_DOKUMENTTEXT_
::::::

Der Grund für den ungewöhnlichen Brief ist ein kürzlich von Attac im Internet veröffentlichtes, bisher größtenteils geheim gehaltenes Gutachten des bayerischen Landtags über die Schadensersatzpflichten der für das Debakel der Bayern LB (Jungle World 6/10) verantwortlichen Personen. Auf etwa 1 300 Seiten wird in dem Dokument detailliert dargestellt, wie der damalige Vorstand und der Verwaltungsrat der Bayern LB, dem auch Beckstein angehörte, den Kauf von Subprime-Krediten in den USA genehmigten, ohne die finanziellen Risiken auf der Grundlage von verlässlichen Informationen einzuschätzen. Das Ergebnis dieser Transaktionen ist bekannt: Der bayerische Staat musste seine Landesbank immer wieder mit großen Summen unterstützen, um ein finanzielles Desaster für das süddeutsche Bundesland zu verhindern.

Häuslers Aufforderung ist bislang einzigartig in der politischen und rechtlichen Aufarbeitung der Verlustgeschäfte der verschiedenen Landesbanken und privaten Institute. Sämtliche ehemalige Mitglieder des Verwaltungsrats sind von Häuslers Vorgehen betroffen. Neben Beckstein werden auch der frühere bayerische Finanzminister Erwin Huber (CSU), der CSU-Landtagsfraktionsvorsitzende Georg Schmid und der Sparkassenpräsident Siegfried Naser (CSU) aufgefordert, die Verjährungsfrist nicht in Anspruch zu nehmen. Darüber hinaus erhielten auch der Landrat von Dachau, Hansjörg Christmann (CSU), und der Oberbürgermeister von Regensburg und Städtetagspräsident Hans Schaidinger (CSU) das Schreiben von Häusler.

::::::

_GESPEICHERTE DATEN_

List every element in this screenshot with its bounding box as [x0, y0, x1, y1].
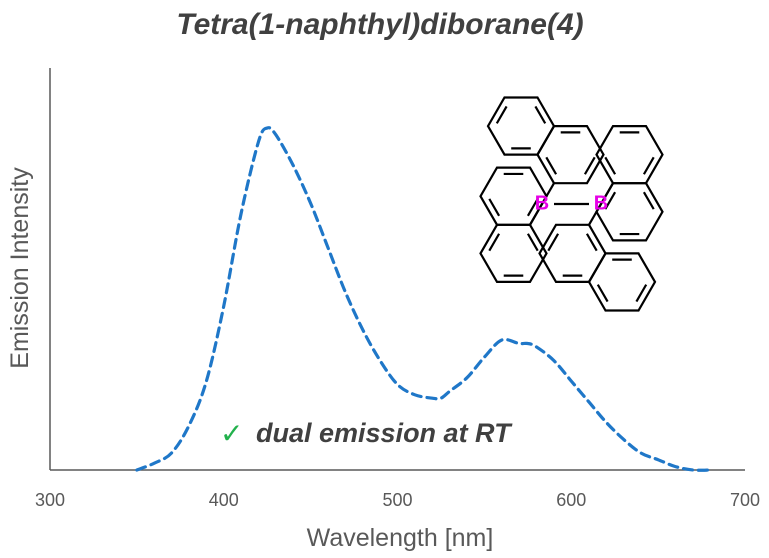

::::::

_TEILE DER ÜBUNG_
A) Wie lässt sich der Absatz „Häuslers Aufforderung ist bislang einzigartig“ im Text über die Bayern LB als knappe Liste fassen, ohne seine Hauptfakten zu verlieren?
B) Welchen Grund nennt der Text über die Bayern LB für den ungewöhnlichen Brief? Antworte in ein bis drei Sätzen.
C) Führe den Text über die Bayern LB im Anschluss an seinen letzten Satz weiter.

_LÖSUNGEN DER AUFGABEN_
A)
- Häuslers Aufforderung ist bisher einmalig in der politischen und rechtlichen Aufarbeitung der Verlustgeschäfte von Landesbanken und privaten Instituten.
- Sie betrifft alle ehemaligen Mitglieder des Verwaltungsrats.
- Aufgefordert, die Verjährungsfrist nicht in Anspruch zu nehmen, werden neben Beckstein:
  - Erwin Huber (CSU), früherer bayerischer Finanzminister
  - Georg Schmid, CSU-Landtagsfraktionsvorsitzender
  - Siegfried Naser (CSU), Sparkassenpräsident
- Das Schreiben ging außerdem an:
  - Hansjörg Christmann (CSU), Landrat von Dachau
  - Hans Schaidinger (CSU), Oberbürgermeister von Regensburg und Städtetagspräsident

B) Anlass ist ein Gutachten des bayerischen Landtags über die Schadensersatzpflichten der für das Debakel der Bayern LB Verantwortlichen. Es wurde bisher größtenteils geheim gehalten und kürzlich von Attac im Internet veröffentlicht. Auf etwa 1 300 Seiten schildert es, wie Vorstand und Verwaltungsrat den Kauf von Subprime-Krediten in den USA genehmigten, ohne die Risiken auf verlässlicher Grundlage einzuschätzen.

C)
Einer der Hauptvorwürfe in dem von Attac öffentlich gemachten Gutachten lautet, dass der Verwaltungsrat seine Genehmigung zum Kauf der Subprime-Kredite ohne ausreichende Informationen erteilt habe. Das Verhalten der Verwaltungsratsmitglieder sei grob fahrlässig gewesen. Der damalige Vorstand habe auch die in der Satzung festgelegten Befugnisse der Landesbank überschritten. Es bestehe eine sehr große Wahrscheinlichkeit, dass sowohl der Vorstand als auch der Verwaltungsrat bei einem möglichen Gerichtsverfahren zur Zahlung von Schadensersatz verurteilt würden. Der Schaden, den die Pflichtverletzung des Vorstands und des ehemaligen Verwaltungsrats verursacht hat, liegt dem Gutachten zufolge derzeit bei 215 Millionen Euro, könnte sich in der Zukunft aber noch vergrößern.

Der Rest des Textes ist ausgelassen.